**Exercise description:**
Write out the lines below exactly as they appear, starting with the first line and going on through the line that contains "1530, 1436, 1577]", with both of those lines included.

************

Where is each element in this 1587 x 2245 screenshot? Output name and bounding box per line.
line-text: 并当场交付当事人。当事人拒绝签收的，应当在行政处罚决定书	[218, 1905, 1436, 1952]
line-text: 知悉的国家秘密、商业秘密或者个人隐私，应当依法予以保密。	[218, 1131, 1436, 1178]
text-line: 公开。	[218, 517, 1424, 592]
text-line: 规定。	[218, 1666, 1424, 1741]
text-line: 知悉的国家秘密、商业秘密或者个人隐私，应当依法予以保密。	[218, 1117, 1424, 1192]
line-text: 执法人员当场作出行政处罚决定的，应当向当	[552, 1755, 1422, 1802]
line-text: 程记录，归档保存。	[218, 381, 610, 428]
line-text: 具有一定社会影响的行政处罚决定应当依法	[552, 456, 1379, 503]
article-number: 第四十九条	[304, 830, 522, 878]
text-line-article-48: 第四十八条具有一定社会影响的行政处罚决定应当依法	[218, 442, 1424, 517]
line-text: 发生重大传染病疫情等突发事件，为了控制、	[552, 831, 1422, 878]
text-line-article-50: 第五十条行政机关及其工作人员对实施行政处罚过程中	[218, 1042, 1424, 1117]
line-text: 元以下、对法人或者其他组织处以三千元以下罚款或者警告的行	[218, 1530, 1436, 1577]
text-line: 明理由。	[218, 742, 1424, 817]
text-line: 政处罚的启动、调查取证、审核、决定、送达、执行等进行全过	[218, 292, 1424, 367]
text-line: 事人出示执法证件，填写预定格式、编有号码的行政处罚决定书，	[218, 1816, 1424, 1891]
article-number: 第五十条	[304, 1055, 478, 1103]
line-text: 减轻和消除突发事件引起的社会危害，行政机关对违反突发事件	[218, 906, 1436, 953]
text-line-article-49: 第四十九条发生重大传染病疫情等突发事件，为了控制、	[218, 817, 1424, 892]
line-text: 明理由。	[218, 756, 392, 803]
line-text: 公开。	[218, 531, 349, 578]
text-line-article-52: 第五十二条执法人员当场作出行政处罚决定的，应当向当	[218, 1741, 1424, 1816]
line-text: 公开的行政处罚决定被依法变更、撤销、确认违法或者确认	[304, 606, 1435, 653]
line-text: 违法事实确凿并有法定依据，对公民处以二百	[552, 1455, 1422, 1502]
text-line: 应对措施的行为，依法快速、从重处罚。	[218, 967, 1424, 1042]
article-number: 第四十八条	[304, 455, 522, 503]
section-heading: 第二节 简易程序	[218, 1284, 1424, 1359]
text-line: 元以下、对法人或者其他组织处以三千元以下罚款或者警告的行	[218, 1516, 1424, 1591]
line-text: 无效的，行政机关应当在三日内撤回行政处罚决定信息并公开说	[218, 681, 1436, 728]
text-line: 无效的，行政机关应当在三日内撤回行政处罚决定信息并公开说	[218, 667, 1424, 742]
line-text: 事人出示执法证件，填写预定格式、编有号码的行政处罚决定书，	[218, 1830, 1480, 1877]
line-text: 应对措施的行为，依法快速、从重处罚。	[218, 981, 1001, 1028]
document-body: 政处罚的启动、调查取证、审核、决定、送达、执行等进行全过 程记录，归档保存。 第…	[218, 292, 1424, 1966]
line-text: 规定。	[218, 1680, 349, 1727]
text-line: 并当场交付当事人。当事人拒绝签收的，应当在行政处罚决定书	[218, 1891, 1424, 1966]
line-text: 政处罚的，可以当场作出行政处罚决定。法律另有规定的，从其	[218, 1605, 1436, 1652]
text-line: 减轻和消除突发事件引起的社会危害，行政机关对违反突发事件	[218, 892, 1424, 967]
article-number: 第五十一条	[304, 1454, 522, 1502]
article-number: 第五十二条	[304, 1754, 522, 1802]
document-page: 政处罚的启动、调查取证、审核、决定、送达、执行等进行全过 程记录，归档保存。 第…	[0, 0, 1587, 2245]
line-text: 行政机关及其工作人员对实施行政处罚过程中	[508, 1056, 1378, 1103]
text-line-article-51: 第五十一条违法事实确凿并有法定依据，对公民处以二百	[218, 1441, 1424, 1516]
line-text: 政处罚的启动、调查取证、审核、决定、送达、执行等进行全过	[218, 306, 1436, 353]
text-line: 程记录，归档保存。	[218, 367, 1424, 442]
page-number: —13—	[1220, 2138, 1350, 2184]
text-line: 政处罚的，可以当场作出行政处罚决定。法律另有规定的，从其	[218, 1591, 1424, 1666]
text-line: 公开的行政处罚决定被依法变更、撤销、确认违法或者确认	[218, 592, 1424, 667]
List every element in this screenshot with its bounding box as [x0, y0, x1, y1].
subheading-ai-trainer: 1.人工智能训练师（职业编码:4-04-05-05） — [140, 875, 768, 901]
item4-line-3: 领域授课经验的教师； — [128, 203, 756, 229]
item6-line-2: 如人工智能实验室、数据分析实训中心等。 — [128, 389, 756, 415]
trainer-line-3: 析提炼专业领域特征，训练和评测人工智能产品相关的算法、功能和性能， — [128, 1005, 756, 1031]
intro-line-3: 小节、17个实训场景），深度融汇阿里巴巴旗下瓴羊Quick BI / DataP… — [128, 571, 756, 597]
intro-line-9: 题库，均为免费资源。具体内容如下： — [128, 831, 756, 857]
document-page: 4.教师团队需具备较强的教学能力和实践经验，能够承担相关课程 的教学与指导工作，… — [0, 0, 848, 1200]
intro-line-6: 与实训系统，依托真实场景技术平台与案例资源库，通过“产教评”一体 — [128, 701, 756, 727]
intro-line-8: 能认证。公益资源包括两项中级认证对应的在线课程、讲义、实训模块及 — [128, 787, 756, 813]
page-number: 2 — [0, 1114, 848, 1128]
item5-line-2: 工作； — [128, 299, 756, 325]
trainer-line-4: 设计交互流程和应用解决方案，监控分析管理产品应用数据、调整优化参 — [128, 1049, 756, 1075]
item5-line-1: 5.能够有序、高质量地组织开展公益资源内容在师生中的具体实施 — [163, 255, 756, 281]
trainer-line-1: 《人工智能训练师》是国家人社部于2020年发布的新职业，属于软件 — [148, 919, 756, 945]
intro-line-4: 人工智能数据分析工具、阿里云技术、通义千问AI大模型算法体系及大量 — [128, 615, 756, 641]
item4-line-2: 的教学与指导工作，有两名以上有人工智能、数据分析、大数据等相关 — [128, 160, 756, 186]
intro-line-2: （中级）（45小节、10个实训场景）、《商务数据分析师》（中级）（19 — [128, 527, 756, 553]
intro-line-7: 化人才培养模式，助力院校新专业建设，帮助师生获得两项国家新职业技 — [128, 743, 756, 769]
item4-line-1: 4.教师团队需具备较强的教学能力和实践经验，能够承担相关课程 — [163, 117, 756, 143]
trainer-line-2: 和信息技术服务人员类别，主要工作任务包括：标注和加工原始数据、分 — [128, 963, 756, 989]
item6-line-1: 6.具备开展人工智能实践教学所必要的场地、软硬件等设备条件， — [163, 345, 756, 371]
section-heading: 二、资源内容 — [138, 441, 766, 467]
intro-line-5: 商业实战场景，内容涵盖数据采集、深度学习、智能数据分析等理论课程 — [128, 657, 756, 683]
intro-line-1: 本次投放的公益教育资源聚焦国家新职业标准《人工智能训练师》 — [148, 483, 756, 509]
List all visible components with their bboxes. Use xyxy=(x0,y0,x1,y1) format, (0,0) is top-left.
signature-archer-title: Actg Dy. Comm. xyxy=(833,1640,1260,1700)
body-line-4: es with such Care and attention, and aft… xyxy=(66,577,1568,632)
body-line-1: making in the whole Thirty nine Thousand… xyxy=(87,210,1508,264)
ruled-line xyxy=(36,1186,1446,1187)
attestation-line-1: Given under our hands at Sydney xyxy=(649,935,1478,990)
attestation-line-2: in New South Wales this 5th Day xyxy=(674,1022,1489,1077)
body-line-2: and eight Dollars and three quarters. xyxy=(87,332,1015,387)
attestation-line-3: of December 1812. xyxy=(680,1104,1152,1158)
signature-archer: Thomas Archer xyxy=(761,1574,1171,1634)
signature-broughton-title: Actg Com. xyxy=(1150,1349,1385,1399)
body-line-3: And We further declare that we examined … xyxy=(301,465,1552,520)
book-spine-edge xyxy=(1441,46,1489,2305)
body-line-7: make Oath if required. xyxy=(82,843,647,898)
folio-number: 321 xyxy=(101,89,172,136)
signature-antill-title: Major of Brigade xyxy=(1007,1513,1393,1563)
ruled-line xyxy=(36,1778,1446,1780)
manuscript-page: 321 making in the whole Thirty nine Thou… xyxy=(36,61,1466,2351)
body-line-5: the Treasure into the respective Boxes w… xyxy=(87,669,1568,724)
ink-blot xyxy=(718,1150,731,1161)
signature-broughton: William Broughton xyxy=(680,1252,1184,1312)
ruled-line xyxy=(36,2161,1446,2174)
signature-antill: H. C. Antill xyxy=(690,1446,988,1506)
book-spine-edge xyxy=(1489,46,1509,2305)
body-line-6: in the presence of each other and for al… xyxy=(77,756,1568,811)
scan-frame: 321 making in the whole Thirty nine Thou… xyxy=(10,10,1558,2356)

************

**Result:**
Where is each element in this 1587 x 2245 screenshot? Output name and bounding box per line.
line-text: 并当场交付当事人。当事人拒绝签收的，应当在行政处罚决定书	[218, 1905, 1436, 1952]
line-text: 知悉的国家秘密、商业秘密或者个人隐私，应当依法予以保密。	[218, 1131, 1436, 1178]
text-line: 公开。	[218, 517, 1424, 592]
text-line: 规定。	[218, 1666, 1424, 1741]
text-line: 知悉的国家秘密、商业秘密或者个人隐私，应当依法予以保密。	[218, 1117, 1424, 1192]
line-text: 执法人员当场作出行政处罚决定的，应当向当	[552, 1755, 1422, 1802]
line-text: 程记录，归档保存。	[218, 381, 610, 428]
line-text: 具有一定社会影响的行政处罚决定应当依法	[552, 456, 1379, 503]
article-number: 第四十九条	[304, 830, 522, 878]
text-line-article-48: 第四十八条具有一定社会影响的行政处罚决定应当依法	[218, 442, 1424, 517]
line-text: 发生重大传染病疫情等突发事件，为了控制、	[552, 831, 1422, 878]
text-line-article-50: 第五十条行政机关及其工作人员对实施行政处罚过程中	[218, 1042, 1424, 1117]
line-text: 元以下、对法人或者其他组织处以三千元以下罚款或者警告的行	[218, 1530, 1436, 1577]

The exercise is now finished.